─── RECORDS SHOWN ───

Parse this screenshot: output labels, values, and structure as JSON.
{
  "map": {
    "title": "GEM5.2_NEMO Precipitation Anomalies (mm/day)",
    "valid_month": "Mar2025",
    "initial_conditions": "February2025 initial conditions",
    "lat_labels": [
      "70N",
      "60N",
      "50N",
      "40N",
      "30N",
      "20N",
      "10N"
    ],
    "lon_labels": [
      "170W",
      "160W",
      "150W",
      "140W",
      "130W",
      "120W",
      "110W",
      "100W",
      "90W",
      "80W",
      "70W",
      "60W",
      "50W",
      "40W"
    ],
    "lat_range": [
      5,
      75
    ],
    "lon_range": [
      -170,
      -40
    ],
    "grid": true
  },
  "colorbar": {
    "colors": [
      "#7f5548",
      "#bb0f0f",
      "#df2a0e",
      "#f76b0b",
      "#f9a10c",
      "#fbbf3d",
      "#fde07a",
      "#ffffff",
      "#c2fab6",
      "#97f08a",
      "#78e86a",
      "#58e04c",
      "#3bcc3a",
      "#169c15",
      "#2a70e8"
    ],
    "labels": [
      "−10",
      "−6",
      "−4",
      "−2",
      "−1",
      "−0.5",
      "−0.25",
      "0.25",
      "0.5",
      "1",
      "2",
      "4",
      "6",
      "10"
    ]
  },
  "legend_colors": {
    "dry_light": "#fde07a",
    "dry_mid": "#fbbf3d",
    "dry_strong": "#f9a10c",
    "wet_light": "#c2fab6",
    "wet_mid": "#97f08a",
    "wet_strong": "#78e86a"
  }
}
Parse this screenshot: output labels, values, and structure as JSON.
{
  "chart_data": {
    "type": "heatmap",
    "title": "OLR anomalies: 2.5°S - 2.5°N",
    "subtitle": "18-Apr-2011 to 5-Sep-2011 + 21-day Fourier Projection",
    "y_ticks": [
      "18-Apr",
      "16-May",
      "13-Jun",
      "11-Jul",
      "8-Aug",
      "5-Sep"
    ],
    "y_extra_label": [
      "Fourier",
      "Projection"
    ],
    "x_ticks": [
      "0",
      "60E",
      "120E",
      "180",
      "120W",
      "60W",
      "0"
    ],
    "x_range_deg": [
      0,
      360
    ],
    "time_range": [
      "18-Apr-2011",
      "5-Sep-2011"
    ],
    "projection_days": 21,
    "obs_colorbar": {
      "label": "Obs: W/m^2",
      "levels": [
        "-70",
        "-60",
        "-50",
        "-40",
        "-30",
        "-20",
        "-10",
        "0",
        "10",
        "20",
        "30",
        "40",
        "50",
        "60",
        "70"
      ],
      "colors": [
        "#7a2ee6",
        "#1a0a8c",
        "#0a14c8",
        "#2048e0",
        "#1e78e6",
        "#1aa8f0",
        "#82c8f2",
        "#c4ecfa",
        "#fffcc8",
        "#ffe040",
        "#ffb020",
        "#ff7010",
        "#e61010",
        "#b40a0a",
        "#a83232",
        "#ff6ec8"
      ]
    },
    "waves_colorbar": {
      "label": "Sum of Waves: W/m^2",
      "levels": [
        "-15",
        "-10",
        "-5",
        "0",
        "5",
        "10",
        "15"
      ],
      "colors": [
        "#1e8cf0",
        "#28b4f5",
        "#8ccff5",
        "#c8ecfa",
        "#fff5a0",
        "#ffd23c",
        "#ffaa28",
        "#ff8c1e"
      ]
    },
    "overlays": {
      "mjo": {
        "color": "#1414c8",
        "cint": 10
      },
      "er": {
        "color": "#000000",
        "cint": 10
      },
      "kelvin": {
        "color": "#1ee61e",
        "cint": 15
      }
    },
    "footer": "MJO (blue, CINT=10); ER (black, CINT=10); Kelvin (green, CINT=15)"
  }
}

───

> GOAL
Send back each record exactly as it stands.

> WRITTEN ANSWER
Parse this screenshot: output labels, values, and structure as JSON.
{
  "map": {
    "title": "GEM5.2_NEMO Precipitation Anomalies (mm/day)",
    "valid_month": "Mar2025",
    "initial_conditions": "February2025 initial conditions",
    "lat_labels": [
      "70N",
      "60N",
      "50N",
      "40N",
      "30N",
      "20N",
      "10N"
    ],
    "lon_labels": [
      "170W",
      "160W",
      "150W",
      "140W",
      "130W",
      "120W",
      "110W",
      "100W",
      "90W",
      "80W",
      "70W",
      "60W",
      "50W",
      "40W"
    ],
    "lat_range": [
      5,
      75
    ],
    "lon_range": [
      -170,
      -40
    ],
    "grid": true
  },
  "colorbar": {
    "colors": [
      "#7f5548",
      "#bb0f0f",
      "#df2a0e",
      "#f76b0b",
      "#f9a10c",
      "#fbbf3d",
      "#fde07a",
      "#ffffff",
      "#c2fab6",
      "#97f08a",
      "#78e86a",
      "#58e04c",
      "#3bcc3a",
      "#169c15",
      "#2a70e8"
    ],
    "labels": [
      "−10",
      "−6",
      "−4",
      "−2",
      "−1",
      "−0.5",
      "−0.25",
      "0.25",
      "0.5",
      "1",
      "2",
      "4",
      "6",
      "10"
    ]
  },
  "legend_colors": {
    "dry_light": "#fde07a",
    "dry_mid": "#fbbf3d",
    "dry_strong": "#f9a10c",
    "wet_light": "#c2fab6",
    "wet_mid": "#97f08a",
    "wet_strong": "#78e86a"
  }
}
Parse this screenshot: output labels, values, and structure as JSON.
{
  "chart_data": {
    "type": "heatmap",
    "title": "OLR anomalies: 2.5°S - 2.5°N",
    "subtitle": "18-Apr-2011 to 5-Sep-2011 + 21-day Fourier Projection",
    "y_ticks": [
      "18-Apr",
      "16-May",
      "13-Jun",
      "11-Jul",
      "8-Aug",
      "5-Sep"
    ],
    "y_extra_label": [
      "Fourier",
      "Projection"
    ],
    "x_ticks": [
      "0",
      "60E",
      "120E",
      "180",
      "120W",
      "60W",
      "0"
    ],
    "x_range_deg": [
      0,
      360
    ],
    "time_range": [
      "18-Apr-2011",
      "5-Sep-2011"
    ],
    "projection_days": 21,
    "obs_colorbar": {
      "label": "Obs: W/m^2",
      "levels": [
        "-70",
        "-60",
        "-50",
        "-40",
        "-30",
        "-20",
        "-10",
        "0",
        "10",
        "20",
        "30",
        "40",
        "50",
        "60",
        "70"
      ],
      "colors": [
        "#7a2ee6",
        "#1a0a8c",
        "#0a14c8",
        "#2048e0",
        "#1e78e6",
        "#1aa8f0",
        "#82c8f2",
        "#c4ecfa",
        "#fffcc8",
        "#ffe040",
        "#ffb020",
        "#ff7010",
        "#e61010",
        "#b40a0a",
        "#a83232",
        "#ff6ec8"
      ]
    },
    "waves_colorbar": {
      "label": "Sum of Waves: W/m^2",
      "levels": [
        "-15",
        "-10",
        "-5",
        "0",
        "5",
        "10",
        "15"
      ],
      "colors": [
        "#1e8cf0",
        "#28b4f5",
        "#8ccff5",
        "#c8ecfa",
        "#fff5a0",
        "#ffd23c",
        "#ffaa28",
        "#ff8c1e"
      ]
    },
    "overlays": {
      "mjo": {
        "color": "#1414c8",
        "cint": 10
      },
      "er": {
        "color": "#000000",
        "cint": 10
      },
      "kelvin": {
        "color": "#1ee61e",
        "cint": 15
      }
    },
    "footer": "MJO (blue, CINT=10); ER (black, CINT=10); Kelvin (green, CINT=15)"
  }
}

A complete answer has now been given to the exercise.